### [DATA PROVIDED]
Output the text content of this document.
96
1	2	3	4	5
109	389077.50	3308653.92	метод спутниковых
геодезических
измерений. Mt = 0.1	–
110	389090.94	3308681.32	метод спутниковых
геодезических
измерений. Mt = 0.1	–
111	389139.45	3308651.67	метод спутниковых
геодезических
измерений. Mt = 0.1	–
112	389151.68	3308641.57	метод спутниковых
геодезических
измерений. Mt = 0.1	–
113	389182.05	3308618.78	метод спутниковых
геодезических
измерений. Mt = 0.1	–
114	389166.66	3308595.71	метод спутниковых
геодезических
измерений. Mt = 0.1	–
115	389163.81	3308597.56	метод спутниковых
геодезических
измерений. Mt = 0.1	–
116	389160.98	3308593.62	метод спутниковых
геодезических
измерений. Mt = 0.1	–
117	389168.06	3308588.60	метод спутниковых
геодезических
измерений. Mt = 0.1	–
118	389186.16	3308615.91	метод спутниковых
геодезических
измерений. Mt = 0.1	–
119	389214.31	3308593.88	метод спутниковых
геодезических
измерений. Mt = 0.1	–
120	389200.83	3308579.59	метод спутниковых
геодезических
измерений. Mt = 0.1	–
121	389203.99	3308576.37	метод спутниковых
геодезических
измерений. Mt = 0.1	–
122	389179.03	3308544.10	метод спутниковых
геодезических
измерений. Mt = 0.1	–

--

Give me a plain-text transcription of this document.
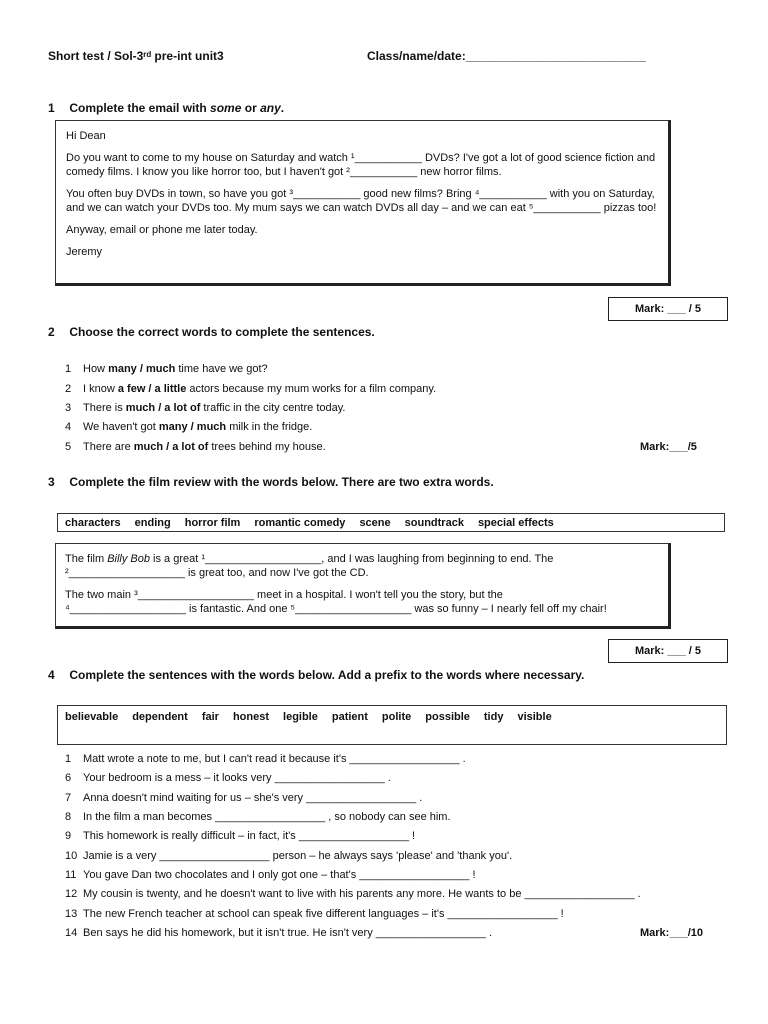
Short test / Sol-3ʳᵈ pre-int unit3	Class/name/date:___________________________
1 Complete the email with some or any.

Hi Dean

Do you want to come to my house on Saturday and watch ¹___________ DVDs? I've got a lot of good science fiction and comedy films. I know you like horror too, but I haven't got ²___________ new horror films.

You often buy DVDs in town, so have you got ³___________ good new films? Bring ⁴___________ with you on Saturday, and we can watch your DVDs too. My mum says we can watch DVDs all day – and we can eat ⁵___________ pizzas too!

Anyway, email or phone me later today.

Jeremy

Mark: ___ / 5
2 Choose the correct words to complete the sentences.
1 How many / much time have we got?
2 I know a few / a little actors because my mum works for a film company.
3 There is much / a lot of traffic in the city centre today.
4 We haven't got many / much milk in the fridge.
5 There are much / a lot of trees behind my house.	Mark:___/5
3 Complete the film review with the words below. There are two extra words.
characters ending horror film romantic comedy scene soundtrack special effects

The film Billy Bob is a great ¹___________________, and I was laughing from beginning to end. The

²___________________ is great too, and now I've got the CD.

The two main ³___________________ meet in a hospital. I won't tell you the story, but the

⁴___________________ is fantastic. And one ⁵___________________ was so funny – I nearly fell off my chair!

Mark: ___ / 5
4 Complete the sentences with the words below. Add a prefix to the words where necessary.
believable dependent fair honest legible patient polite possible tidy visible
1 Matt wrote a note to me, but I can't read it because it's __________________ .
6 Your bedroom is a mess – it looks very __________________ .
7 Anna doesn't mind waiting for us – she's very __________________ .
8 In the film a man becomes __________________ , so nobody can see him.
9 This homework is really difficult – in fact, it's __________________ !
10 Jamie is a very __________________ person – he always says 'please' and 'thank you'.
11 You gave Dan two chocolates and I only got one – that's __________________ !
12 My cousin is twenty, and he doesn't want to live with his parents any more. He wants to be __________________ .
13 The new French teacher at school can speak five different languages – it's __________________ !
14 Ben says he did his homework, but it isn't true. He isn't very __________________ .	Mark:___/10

### [WORK TO DO]
Search the entries for the word "DVDs" and pick out every line that holds it.

### [TASK RESPONSE]
Do you want to come to my house on Saturday and watch ¹___________ DVDs? I've got a lot of good science fiction and comedy films. I know you like horror too, but I haven't got ²___________ new horror films.
You often buy DVDs in town, so have you got ³___________ good new films? Bring ⁴___________ with you on Saturday, and we can watch your DVDs too. My mum says we can watch DVDs all day – and we can eat ⁵___________ pizzas too!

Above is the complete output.